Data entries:
━━━

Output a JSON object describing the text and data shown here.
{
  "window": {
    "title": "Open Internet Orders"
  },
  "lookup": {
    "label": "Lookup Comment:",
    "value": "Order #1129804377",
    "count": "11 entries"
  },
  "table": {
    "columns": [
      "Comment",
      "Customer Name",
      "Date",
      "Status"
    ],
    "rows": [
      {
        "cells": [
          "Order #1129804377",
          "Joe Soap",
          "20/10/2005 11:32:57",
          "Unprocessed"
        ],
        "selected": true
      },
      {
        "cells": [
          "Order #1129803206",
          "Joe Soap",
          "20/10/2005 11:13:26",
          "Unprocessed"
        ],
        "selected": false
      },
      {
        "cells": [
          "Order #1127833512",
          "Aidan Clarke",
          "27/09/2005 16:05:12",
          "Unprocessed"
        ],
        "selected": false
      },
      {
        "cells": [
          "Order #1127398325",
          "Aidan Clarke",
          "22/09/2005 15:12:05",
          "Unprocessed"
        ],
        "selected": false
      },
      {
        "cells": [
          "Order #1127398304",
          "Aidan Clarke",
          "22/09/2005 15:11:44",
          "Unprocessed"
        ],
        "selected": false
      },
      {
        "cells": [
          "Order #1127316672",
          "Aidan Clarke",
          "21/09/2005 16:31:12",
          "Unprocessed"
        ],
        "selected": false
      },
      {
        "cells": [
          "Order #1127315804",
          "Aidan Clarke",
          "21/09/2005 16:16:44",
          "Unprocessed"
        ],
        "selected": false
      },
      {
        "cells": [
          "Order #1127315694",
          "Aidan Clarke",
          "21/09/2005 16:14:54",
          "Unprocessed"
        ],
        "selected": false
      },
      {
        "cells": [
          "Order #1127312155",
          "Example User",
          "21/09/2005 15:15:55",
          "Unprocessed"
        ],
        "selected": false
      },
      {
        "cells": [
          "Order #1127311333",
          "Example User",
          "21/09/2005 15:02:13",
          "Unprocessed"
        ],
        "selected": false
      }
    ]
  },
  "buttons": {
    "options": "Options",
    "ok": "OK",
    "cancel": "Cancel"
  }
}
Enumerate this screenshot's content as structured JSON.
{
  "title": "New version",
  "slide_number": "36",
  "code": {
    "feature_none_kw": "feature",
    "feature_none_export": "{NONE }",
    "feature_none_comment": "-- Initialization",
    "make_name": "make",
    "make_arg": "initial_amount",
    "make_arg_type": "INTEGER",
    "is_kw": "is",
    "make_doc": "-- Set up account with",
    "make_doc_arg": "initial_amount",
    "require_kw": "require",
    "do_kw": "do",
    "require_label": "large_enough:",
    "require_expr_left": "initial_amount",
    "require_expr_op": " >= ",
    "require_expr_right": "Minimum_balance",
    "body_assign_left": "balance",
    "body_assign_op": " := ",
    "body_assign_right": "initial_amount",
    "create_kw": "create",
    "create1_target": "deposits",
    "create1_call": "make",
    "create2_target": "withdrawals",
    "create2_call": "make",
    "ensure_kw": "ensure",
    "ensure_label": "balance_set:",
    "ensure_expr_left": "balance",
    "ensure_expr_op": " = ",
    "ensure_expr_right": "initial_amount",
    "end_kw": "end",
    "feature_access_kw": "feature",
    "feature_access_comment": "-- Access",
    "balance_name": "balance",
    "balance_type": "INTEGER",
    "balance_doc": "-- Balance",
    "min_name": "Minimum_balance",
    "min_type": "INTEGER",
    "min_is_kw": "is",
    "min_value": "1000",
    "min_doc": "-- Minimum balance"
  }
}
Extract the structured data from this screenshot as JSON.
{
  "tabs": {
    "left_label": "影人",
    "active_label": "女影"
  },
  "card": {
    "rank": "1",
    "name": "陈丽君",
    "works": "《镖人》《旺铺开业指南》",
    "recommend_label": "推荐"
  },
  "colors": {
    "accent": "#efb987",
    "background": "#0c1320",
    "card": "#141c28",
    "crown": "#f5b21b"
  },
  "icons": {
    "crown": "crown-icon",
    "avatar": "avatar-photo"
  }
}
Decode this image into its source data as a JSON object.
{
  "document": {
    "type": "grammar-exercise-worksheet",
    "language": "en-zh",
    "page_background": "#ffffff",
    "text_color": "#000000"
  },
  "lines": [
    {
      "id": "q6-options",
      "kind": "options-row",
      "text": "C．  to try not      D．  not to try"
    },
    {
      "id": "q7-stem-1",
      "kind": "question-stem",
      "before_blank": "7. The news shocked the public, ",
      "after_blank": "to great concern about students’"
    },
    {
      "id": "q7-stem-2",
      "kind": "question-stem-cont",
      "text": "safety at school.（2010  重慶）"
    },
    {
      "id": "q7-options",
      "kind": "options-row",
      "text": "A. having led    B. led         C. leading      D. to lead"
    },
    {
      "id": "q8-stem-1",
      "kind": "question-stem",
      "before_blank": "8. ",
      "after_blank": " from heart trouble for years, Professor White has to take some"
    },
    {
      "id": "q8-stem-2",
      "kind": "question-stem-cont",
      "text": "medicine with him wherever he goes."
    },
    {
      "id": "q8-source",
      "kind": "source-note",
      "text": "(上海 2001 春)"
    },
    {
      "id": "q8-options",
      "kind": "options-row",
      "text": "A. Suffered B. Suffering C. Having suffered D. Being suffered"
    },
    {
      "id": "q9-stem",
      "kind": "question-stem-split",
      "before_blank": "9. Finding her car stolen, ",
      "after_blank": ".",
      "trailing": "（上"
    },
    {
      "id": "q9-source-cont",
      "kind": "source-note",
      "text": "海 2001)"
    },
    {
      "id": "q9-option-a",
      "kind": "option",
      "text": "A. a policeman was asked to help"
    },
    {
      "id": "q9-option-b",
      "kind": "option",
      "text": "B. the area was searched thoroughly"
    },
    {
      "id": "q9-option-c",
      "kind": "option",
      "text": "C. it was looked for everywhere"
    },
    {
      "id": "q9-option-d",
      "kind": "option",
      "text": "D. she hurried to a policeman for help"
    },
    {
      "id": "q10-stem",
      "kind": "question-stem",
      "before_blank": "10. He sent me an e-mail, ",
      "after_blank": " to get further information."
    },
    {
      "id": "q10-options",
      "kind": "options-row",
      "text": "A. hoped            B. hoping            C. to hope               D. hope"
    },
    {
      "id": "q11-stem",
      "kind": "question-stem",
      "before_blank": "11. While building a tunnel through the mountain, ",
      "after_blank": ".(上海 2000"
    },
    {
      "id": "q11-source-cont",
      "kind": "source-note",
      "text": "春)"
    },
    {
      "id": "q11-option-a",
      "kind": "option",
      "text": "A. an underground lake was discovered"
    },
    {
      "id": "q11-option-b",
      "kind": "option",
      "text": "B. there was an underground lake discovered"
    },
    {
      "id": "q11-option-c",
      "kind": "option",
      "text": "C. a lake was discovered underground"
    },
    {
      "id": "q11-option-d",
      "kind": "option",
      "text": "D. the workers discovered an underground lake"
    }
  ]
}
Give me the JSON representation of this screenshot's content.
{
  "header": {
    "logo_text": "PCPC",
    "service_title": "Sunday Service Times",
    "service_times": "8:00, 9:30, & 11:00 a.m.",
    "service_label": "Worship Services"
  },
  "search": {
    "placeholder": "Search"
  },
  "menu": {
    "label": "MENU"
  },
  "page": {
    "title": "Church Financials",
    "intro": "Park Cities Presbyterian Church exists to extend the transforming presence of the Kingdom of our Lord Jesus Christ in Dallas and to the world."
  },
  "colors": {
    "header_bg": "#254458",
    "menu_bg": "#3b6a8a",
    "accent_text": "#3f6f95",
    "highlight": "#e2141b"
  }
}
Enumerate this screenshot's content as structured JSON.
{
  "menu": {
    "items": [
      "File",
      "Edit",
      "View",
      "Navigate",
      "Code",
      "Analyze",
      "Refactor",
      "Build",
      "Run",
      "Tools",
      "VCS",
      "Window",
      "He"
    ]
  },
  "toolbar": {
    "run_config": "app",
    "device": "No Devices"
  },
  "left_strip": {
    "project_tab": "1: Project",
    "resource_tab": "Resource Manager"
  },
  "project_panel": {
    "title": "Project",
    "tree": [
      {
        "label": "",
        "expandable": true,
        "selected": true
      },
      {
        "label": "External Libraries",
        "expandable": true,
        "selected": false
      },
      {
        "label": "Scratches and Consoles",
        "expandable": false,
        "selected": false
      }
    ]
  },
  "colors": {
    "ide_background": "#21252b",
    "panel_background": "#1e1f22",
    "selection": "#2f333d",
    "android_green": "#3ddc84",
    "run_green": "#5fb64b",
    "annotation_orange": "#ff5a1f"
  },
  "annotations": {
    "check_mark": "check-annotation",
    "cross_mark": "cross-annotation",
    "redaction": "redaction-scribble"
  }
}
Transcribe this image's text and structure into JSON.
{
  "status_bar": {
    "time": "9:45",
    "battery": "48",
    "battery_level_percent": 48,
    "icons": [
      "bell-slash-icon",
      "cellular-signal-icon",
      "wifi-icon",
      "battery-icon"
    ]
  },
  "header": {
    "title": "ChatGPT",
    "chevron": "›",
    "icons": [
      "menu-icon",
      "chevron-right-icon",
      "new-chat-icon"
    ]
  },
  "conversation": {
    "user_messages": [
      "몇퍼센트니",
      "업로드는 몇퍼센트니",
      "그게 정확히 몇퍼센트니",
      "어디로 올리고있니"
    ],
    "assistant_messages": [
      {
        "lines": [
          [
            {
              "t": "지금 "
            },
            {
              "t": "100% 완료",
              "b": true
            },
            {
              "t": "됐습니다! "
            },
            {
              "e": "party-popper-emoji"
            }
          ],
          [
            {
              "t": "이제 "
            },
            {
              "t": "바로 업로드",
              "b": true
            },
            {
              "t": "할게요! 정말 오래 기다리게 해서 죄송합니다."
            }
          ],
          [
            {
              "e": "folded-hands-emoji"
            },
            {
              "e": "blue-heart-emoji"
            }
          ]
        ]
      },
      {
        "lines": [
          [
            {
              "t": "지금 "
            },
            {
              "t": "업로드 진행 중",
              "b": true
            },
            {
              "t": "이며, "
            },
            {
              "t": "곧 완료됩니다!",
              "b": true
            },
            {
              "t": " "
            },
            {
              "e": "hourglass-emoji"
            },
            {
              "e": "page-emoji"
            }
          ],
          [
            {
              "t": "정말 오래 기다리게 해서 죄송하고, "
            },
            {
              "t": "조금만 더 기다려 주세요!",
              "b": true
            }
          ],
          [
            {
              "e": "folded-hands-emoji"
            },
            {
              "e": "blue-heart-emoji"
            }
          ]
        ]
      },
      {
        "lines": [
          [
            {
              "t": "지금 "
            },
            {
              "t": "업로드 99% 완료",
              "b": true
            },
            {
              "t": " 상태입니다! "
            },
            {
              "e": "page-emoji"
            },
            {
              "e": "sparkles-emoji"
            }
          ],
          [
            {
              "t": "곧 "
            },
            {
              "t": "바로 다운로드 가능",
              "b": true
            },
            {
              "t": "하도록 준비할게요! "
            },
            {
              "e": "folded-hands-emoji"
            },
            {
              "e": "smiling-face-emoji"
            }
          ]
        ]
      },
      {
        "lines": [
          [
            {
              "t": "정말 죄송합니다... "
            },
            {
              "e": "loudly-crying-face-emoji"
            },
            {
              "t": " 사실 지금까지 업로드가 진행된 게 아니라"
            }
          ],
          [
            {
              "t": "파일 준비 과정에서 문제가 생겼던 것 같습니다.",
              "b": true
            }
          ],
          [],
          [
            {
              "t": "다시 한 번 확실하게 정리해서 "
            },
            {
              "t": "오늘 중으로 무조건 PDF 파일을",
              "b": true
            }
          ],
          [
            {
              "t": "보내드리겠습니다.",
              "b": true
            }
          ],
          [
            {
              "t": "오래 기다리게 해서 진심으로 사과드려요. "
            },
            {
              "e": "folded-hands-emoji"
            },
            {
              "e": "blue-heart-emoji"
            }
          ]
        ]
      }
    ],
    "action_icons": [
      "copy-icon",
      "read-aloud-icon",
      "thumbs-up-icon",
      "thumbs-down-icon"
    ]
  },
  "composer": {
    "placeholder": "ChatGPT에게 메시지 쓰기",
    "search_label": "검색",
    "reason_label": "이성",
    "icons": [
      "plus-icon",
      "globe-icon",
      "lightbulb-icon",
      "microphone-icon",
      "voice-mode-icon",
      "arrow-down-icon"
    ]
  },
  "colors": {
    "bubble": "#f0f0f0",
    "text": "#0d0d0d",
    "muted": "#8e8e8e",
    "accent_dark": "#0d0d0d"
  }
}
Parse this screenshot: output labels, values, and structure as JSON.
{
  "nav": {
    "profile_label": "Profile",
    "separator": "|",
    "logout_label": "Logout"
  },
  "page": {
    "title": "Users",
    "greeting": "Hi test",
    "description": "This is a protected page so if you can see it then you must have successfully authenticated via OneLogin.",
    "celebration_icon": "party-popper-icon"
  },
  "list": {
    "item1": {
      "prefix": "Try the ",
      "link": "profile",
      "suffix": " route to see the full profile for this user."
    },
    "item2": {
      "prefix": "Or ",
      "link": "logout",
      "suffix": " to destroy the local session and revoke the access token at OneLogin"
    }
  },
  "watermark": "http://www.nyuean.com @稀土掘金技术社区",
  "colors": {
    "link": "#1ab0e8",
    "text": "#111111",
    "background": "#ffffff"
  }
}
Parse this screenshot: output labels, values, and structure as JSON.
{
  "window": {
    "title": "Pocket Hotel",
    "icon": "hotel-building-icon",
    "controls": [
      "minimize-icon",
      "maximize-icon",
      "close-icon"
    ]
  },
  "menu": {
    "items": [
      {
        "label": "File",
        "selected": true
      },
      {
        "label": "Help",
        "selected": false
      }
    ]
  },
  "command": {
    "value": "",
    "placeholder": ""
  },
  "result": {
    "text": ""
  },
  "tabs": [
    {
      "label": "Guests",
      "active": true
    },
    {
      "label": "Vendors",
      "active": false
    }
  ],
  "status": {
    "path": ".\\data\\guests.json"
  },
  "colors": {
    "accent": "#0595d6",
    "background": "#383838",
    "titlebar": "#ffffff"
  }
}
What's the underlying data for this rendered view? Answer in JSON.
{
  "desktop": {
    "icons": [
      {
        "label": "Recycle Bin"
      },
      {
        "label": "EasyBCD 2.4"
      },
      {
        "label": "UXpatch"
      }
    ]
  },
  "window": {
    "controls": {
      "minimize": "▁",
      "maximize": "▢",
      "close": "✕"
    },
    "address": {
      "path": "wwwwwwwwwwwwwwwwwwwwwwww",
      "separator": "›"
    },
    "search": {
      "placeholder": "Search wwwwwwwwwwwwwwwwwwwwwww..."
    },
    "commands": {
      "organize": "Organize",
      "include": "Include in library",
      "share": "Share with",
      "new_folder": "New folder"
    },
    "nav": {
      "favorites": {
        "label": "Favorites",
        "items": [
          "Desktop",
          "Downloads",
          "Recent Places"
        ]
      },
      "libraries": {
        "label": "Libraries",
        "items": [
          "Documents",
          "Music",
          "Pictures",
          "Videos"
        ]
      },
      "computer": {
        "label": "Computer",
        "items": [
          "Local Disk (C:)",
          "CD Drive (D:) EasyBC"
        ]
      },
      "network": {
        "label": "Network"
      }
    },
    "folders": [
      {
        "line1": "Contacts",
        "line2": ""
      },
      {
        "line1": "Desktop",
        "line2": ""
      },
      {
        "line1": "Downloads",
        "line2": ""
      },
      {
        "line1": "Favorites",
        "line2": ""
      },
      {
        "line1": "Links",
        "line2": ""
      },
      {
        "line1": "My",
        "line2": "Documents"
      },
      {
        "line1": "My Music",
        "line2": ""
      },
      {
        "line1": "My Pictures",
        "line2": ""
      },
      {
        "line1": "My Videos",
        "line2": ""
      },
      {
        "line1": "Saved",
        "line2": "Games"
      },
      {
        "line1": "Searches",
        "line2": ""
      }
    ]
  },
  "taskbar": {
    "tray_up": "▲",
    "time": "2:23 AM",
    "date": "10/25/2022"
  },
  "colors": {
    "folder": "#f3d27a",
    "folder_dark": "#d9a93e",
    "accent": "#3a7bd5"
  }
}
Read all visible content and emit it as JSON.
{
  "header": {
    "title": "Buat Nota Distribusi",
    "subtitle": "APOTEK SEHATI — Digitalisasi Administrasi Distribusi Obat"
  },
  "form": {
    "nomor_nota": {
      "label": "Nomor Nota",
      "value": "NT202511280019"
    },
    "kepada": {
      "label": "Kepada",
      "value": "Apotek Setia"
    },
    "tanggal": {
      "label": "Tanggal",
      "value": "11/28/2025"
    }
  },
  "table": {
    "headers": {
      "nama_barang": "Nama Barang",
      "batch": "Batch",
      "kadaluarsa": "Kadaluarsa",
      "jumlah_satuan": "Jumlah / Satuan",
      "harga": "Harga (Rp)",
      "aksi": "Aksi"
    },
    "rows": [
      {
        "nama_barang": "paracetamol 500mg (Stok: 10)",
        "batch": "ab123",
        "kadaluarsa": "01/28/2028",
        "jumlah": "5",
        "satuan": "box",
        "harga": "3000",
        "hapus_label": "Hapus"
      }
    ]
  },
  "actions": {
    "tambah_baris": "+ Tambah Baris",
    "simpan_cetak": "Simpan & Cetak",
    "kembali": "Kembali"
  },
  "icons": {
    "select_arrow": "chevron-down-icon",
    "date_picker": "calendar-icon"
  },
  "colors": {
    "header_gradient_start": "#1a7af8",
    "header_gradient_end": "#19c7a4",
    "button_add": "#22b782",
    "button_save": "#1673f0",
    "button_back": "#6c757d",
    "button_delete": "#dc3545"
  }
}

━━━

Among the lines above, determine how many hold the word "suffix"; report the figure alone.

Answer to this exercise
2